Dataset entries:
========================================
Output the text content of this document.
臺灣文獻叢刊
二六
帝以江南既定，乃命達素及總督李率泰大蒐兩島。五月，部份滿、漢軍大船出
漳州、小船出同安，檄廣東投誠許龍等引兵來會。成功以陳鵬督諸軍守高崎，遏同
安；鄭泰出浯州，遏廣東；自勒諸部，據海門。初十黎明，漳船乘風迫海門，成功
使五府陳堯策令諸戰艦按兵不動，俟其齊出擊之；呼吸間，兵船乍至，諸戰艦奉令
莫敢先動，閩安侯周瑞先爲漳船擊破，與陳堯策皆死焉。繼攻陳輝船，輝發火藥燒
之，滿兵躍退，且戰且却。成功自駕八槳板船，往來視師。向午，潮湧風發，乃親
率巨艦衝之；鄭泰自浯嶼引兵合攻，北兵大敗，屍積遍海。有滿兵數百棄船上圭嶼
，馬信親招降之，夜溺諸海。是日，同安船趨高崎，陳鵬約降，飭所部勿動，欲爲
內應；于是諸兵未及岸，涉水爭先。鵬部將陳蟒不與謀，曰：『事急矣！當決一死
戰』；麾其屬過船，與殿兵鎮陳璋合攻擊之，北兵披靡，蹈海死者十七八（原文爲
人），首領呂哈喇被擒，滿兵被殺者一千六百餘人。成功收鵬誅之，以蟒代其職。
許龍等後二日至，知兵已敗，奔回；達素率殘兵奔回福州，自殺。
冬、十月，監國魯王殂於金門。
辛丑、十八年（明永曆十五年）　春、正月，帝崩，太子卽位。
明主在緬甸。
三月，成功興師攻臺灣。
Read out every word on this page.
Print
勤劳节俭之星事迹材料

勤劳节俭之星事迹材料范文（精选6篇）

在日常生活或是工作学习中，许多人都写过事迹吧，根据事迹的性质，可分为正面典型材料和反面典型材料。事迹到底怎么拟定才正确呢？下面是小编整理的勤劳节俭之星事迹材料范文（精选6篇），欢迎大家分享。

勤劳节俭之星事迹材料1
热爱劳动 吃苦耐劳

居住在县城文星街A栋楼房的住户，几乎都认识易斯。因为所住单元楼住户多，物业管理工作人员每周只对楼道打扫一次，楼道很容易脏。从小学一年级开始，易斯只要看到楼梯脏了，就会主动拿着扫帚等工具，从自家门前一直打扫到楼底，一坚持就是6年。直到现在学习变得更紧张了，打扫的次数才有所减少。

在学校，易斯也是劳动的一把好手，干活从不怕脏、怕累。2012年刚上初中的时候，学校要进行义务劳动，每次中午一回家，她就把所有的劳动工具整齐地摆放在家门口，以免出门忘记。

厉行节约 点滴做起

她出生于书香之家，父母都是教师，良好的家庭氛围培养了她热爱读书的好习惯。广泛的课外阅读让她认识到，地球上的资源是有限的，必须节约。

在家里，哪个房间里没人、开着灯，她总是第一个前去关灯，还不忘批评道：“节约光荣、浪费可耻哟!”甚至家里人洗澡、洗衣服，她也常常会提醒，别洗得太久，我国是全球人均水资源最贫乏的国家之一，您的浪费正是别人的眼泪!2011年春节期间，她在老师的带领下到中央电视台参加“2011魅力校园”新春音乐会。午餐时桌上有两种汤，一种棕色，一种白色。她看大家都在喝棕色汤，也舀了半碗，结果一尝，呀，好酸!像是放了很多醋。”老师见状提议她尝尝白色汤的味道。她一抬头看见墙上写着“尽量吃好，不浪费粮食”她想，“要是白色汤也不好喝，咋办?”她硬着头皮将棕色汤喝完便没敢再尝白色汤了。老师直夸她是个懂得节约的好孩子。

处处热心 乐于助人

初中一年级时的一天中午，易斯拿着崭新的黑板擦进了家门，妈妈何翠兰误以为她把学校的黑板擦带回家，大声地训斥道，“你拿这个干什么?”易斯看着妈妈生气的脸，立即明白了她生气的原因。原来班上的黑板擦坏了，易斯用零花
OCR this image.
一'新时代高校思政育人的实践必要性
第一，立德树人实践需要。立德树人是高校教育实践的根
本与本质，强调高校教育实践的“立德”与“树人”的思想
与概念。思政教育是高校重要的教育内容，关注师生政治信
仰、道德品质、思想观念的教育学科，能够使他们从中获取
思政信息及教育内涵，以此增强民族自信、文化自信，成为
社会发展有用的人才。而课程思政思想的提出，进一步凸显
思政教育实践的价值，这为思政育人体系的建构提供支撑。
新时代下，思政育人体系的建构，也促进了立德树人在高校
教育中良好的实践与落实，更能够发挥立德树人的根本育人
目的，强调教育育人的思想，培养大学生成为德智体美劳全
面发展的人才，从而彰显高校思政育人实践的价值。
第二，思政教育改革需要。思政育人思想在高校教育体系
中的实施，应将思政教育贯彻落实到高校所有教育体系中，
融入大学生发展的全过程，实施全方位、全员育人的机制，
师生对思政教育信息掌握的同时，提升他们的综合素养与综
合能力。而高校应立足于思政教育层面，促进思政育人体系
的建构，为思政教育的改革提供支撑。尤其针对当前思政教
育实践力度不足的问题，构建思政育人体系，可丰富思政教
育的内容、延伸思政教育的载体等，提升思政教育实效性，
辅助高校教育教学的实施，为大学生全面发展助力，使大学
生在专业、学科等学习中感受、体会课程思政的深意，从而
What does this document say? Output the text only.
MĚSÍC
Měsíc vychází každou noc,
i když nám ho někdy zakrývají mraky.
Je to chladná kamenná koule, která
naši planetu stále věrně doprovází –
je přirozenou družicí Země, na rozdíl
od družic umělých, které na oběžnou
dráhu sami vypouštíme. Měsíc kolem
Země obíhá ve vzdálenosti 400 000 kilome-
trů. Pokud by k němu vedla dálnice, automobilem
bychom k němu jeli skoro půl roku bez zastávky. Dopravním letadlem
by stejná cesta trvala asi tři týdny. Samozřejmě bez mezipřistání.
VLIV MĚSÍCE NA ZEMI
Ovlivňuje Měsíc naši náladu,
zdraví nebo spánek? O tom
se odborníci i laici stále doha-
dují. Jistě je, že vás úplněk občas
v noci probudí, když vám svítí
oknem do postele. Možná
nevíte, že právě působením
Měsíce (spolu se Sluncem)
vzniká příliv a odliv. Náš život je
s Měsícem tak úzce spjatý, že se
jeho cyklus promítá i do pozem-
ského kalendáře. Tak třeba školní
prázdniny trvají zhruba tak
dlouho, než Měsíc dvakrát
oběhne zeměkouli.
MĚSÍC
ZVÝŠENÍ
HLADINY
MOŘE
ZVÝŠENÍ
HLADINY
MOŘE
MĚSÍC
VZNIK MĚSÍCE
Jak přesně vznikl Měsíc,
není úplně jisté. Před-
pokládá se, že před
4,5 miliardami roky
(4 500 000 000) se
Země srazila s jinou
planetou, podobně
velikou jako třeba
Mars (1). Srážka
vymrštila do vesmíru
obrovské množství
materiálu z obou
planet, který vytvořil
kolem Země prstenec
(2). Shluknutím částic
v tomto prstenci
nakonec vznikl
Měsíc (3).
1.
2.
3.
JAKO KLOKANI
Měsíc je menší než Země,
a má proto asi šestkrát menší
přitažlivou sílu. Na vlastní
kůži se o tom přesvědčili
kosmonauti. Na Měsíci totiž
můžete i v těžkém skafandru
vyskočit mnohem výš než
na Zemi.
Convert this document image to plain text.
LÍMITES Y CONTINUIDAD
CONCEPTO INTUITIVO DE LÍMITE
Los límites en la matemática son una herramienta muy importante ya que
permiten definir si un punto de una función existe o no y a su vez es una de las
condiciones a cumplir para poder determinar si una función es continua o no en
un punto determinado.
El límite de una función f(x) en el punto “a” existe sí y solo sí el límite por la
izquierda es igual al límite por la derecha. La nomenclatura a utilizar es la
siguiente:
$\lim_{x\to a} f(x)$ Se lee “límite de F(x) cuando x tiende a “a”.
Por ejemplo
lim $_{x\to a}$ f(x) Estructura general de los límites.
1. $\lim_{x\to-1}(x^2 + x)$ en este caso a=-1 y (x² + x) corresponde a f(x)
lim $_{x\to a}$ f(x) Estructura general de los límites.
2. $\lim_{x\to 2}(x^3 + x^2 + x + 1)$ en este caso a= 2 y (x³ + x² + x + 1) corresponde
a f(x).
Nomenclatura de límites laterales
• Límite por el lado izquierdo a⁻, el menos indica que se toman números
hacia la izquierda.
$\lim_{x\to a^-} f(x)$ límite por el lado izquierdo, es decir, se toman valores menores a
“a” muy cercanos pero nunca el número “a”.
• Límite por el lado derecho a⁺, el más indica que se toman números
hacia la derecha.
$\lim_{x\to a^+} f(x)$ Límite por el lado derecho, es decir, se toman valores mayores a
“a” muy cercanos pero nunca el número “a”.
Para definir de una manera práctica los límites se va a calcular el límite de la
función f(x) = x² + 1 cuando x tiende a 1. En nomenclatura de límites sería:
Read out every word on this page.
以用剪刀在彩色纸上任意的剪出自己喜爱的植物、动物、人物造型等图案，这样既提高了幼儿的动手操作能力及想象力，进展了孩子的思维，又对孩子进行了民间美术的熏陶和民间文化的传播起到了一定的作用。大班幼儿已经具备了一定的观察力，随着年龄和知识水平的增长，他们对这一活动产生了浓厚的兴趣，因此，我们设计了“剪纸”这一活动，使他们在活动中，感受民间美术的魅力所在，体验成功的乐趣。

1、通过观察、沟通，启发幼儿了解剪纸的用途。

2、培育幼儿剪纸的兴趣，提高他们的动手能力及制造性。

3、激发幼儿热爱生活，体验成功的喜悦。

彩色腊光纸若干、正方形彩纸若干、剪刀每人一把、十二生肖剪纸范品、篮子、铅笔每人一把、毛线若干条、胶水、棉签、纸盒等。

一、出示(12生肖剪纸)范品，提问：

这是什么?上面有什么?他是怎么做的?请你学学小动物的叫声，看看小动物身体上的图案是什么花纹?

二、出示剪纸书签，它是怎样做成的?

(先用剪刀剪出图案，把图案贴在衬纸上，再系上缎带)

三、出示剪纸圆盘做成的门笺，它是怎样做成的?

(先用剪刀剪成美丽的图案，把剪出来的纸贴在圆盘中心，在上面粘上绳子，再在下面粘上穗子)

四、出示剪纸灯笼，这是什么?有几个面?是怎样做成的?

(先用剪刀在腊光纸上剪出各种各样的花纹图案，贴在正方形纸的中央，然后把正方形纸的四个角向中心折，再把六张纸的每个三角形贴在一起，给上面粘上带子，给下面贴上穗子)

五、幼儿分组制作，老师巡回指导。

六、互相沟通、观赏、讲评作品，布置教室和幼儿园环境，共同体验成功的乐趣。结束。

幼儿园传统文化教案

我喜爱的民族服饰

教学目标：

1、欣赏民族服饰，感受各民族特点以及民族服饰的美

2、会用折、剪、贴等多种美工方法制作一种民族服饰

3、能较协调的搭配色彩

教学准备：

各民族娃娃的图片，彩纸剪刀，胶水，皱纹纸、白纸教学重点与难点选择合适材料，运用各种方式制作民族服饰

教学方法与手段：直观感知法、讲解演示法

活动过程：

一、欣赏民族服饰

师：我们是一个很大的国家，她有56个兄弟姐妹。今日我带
========================================
**Set task**: Across all the entries, count the lines that contain the word "corresponde" and give the number by itself.

**Solution**: 2